(Items listed in a dataset)
※

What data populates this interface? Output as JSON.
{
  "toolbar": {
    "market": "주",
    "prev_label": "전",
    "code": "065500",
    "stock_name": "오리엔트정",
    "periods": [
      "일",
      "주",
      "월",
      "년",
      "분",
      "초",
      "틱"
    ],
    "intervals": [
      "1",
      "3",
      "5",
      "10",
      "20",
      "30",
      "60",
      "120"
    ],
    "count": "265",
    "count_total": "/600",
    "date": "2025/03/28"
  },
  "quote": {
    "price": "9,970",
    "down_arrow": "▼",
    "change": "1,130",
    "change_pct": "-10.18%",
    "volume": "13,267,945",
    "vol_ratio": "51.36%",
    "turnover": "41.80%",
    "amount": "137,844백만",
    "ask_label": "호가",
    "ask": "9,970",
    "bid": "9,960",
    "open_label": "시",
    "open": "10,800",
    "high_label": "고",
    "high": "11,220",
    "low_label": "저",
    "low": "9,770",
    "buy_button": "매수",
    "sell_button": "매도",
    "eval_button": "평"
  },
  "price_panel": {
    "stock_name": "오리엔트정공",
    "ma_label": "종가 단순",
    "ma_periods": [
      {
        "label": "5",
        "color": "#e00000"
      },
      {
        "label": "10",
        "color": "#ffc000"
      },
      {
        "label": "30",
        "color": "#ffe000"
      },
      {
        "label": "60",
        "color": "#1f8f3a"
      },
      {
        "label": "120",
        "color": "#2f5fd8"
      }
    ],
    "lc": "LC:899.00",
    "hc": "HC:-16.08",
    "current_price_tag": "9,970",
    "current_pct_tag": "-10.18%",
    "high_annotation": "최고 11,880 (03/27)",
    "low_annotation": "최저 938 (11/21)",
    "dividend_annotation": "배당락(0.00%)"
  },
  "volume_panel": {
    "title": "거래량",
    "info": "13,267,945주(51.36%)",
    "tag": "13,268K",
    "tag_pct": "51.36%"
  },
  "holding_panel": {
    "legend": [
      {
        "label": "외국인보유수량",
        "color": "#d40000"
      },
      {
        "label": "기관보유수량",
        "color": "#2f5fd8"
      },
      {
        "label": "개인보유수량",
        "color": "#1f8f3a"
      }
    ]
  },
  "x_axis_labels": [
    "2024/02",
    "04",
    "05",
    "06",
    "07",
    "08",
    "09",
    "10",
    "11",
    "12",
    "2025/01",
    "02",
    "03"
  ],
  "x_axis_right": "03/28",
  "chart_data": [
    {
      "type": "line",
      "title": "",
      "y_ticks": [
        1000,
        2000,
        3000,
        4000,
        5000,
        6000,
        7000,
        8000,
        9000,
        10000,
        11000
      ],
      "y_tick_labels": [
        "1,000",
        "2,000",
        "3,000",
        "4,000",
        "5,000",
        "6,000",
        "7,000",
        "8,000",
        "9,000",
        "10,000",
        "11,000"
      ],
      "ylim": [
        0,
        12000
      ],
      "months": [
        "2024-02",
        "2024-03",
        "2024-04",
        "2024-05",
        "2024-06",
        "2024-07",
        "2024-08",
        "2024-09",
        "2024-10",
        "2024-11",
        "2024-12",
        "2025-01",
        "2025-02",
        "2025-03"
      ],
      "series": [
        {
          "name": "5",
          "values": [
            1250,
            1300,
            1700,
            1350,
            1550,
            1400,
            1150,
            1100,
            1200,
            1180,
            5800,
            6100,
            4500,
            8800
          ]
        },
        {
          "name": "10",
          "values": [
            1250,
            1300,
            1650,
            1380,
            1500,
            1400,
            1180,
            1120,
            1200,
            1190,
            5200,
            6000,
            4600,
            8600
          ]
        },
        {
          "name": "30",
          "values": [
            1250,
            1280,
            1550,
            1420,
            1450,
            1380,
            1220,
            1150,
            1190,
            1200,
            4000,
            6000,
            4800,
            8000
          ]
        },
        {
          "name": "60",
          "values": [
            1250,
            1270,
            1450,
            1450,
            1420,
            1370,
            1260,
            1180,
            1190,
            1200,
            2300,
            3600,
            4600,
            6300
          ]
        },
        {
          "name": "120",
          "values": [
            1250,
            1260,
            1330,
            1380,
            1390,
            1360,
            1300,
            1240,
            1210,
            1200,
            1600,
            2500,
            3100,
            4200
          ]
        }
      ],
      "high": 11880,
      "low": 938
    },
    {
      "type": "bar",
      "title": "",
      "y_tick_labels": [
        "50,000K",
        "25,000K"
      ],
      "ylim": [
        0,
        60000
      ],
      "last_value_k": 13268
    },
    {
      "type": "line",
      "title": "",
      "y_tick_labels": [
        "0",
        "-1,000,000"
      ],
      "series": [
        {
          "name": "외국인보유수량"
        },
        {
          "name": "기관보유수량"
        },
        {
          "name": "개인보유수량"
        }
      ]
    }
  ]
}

※

■ GOAL
Reproduce all data above, unchanged.

■ RESPONSE
What data populates this interface? Output as JSON.
{
  "toolbar": {
    "market": "주",
    "prev_label": "전",
    "code": "065500",
    "stock_name": "오리엔트정",
    "periods": [
      "일",
      "주",
      "월",
      "년",
      "분",
      "초",
      "틱"
    ],
    "intervals": [
      "1",
      "3",
      "5",
      "10",
      "20",
      "30",
      "60",
      "120"
    ],
    "count": "265",
    "count_total": "/600",
    "date": "2025/03/28"
  },
  "quote": {
    "price": "9,970",
    "down_arrow": "▼",
    "change": "1,130",
    "change_pct": "-10.18%",
    "volume": "13,267,945",
    "vol_ratio": "51.36%",
    "turnover": "41.80%",
    "amount": "137,844백만",
    "ask_label": "호가",
    "ask": "9,970",
    "bid": "9,960",
    "open_label": "시",
    "open": "10,800",
    "high_label": "고",
    "high": "11,220",
    "low_label": "저",
    "low": "9,770",
    "buy_button": "매수",
    "sell_button": "매도",
    "eval_button": "평"
  },
  "price_panel": {
    "stock_name": "오리엔트정공",
    "ma_label": "종가 단순",
    "ma_periods": [
      {
        "label": "5",
        "color": "#e00000"
      },
      {
        "label": "10",
        "color": "#ffc000"
      },
      {
        "label": "30",
        "color": "#ffe000"
      },
      {
        "label": "60",
        "color": "#1f8f3a"
      },
      {
        "label": "120",
        "color": "#2f5fd8"
      }
    ],
    "lc": "LC:899.00",
    "hc": "HC:-16.08",
    "current_price_tag": "9,970",
    "current_pct_tag": "-10.18%",
    "high_annotation": "최고 11,880 (03/27)",
    "low_annotation": "최저 938 (11/21)",
    "dividend_annotation": "배당락(0.00%)"
  },
  "volume_panel": {
    "title": "거래량",
    "info": "13,267,945주(51.36%)",
    "tag": "13,268K",
    "tag_pct": "51.36%"
  },
  "holding_panel": {
    "legend": [
      {
        "label": "외국인보유수량",
        "color": "#d40000"
      },
      {
        "label": "기관보유수량",
        "color": "#2f5fd8"
      },
      {
        "label": "개인보유수량",
        "color": "#1f8f3a"
      }
    ]
  },
  "x_axis_labels": [
    "2024/02",
    "04",
    "05",
    "06",
    "07",
    "08",
    "09",
    "10",
    "11",
    "12",
    "2025/01",
    "02",
    "03"
  ],
  "x_axis_right": "03/28",
  "chart_data": [
    {
      "type": "line",
      "title": "",
      "y_ticks": [
        1000,
        2000,
        3000,
        4000,
        5000,
        6000,
        7000,
        8000,
        9000,
        10000,
        11000
      ],
      "y_tick_labels": [
        "1,000",
        "2,000",
        "3,000",
        "4,000",
        "5,000",
        "6,000",
        "7,000",
        "8,000",
        "9,000",
        "10,000",
        "11,000"
      ],
      "ylim": [
        0,
        12000
      ],
      "months": [
        "2024-02",
        "2024-03",
        "2024-04",
        "2024-05",
        "2024-06",
        "2024-07",
        "2024-08",
        "2024-09",
        "2024-10",
        "2024-11",
        "2024-12",
        "2025-01",
        "2025-02",
        "2025-03"
      ],
      "series": [
        {
          "name": "5",
          "values": [
            1250,
            1300,
            1700,
            1350,
            1550,
            1400,
            1150,
            1100,
            1200,
            1180,
            5800,
            6100,
            4500,
            8800
          ]
        },
        {
          "name": "10",
          "values": [
            1250,
            1300,
            1650,
            1380,
            1500,
            1400,
            1180,
            1120,
            1200,
            1190,
            5200,
            6000,
            4600,
            8600
          ]
        },
        {
          "name": "30",
          "values": [
            1250,
            1280,
            1550,
            1420,
            1450,
            1380,
            1220,
            1150,
            1190,
            1200,
            4000,
            6000,
            4800,
            8000
          ]
        },
        {
          "name": "60",
          "values": [
            1250,
            1270,
            1450,
            1450,
            1420,
            1370,
            1260,
            1180,
            1190,
            1200,
            2300,
            3600,
            4600,
            6300
          ]
        },
        {
          "name": "120",
          "values": [
            1250,
            1260,
            1330,
            1380,
            1390,
            1360,
            1300,
            1240,
            1210,
            1200,
            1600,
            2500,
            3100,
            4200
          ]
        }
      ],
      "high": 11880,
      "low": 938
    },
    {
      "type": "bar",
      "title": "",
      "y_tick_labels": [
        "50,000K",
        "25,000K"
      ],
      "ylim": [
        0,
        60000
      ],
      "last_value_k": 13268
    },
    {
      "type": "line",
      "title": "",
      "y_tick_labels": [
        "0",
        "-1,000,000"
      ],
      "series": [
        {
          "name": "외국인보유수량"
        },
        {
          "name": "기관보유수량"
        },
        {
          "name": "개인보유수량"
        }
      ]
    }
  ]
}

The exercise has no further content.